_GOAL_:
Return every record below exactly as written, but leave out the pictures.

_PROVIDED ENTRIES_:

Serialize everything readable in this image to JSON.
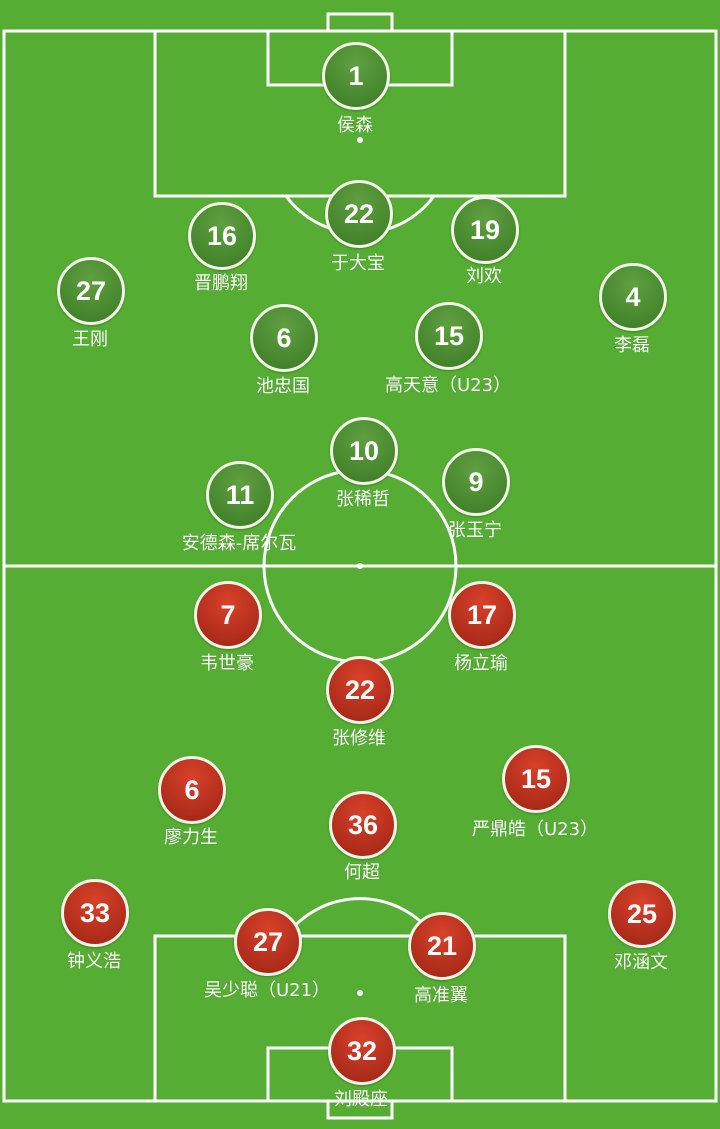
{
  "colors": {
    "pitch": "#55ad33",
    "lines": "#ffffff",
    "home_team": "#3f7f28",
    "away_team": "#c0321e"
  },
  "home_team": {
    "players": [
      {
        "number": "1",
        "name": "侯森"
      },
      {
        "number": "22",
        "name": "于大宝"
      },
      {
        "number": "16",
        "name": "晋鹏翔"
      },
      {
        "number": "19",
        "name": "刘欢"
      },
      {
        "number": "27",
        "name": "王刚"
      },
      {
        "number": "4",
        "name": "李磊"
      },
      {
        "number": "6",
        "name": "池忠国"
      },
      {
        "number": "15",
        "name": "高天意（U23）"
      },
      {
        "number": "10",
        "name": "张稀哲"
      },
      {
        "number": "11",
        "name": "安德森-席尔瓦"
      },
      {
        "number": "9",
        "name": "张玉宁"
      }
    ]
  },
  "away_team": {
    "players": [
      {
        "number": "7",
        "name": "韦世豪"
      },
      {
        "number": "17",
        "name": "杨立瑜"
      },
      {
        "number": "22",
        "name": "张修维"
      },
      {
        "number": "6",
        "name": "廖力生"
      },
      {
        "number": "15",
        "name": "严鼎皓（U23）"
      },
      {
        "number": "36",
        "name": "何超"
      },
      {
        "number": "33",
        "name": "钟义浩"
      },
      {
        "number": "25",
        "name": "邓涵文"
      },
      {
        "number": "27",
        "name": "吴少聪（U21）"
      },
      {
        "number": "21",
        "name": "高准翼"
      },
      {
        "number": "32",
        "name": "刘殿座"
      }
    ]
  }
}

_WORKED SOLUTION_:
Serialize everything readable in this image to JSON.
{
  "colors": {
    "pitch": "#55ad33",
    "lines": "#ffffff",
    "home_team": "#3f7f28",
    "away_team": "#c0321e"
  },
  "home_team": {
    "players": [
      {
        "number": "1",
        "name": "侯森"
      },
      {
        "number": "22",
        "name": "于大宝"
      },
      {
        "number": "16",
        "name": "晋鹏翔"
      },
      {
        "number": "19",
        "name": "刘欢"
      },
      {
        "number": "27",
        "name": "王刚"
      },
      {
        "number": "4",
        "name": "李磊"
      },
      {
        "number": "6",
        "name": "池忠国"
      },
      {
        "number": "15",
        "name": "高天意（U23）"
      },
      {
        "number": "10",
        "name": "张稀哲"
      },
      {
        "number": "11",
        "name": "安德森-席尔瓦"
      },
      {
        "number": "9",
        "name": "张玉宁"
      }
    ]
  },
  "away_team": {
    "players": [
      {
        "number": "7",
        "name": "韦世豪"
      },
      {
        "number": "17",
        "name": "杨立瑜"
      },
      {
        "number": "22",
        "name": "张修维"
      },
      {
        "number": "6",
        "name": "廖力生"
      },
      {
        "number": "15",
        "name": "严鼎皓（U23）"
      },
      {
        "number": "36",
        "name": "何超"
      },
      {
        "number": "33",
        "name": "钟义浩"
      },
      {
        "number": "25",
        "name": "邓涵文"
      },
      {
        "number": "27",
        "name": "吴少聪（U21）"
      },
      {
        "number": "21",
        "name": "高准翼"
      },
      {
        "number": "32",
        "name": "刘殿座"
      }
    ]
  }
}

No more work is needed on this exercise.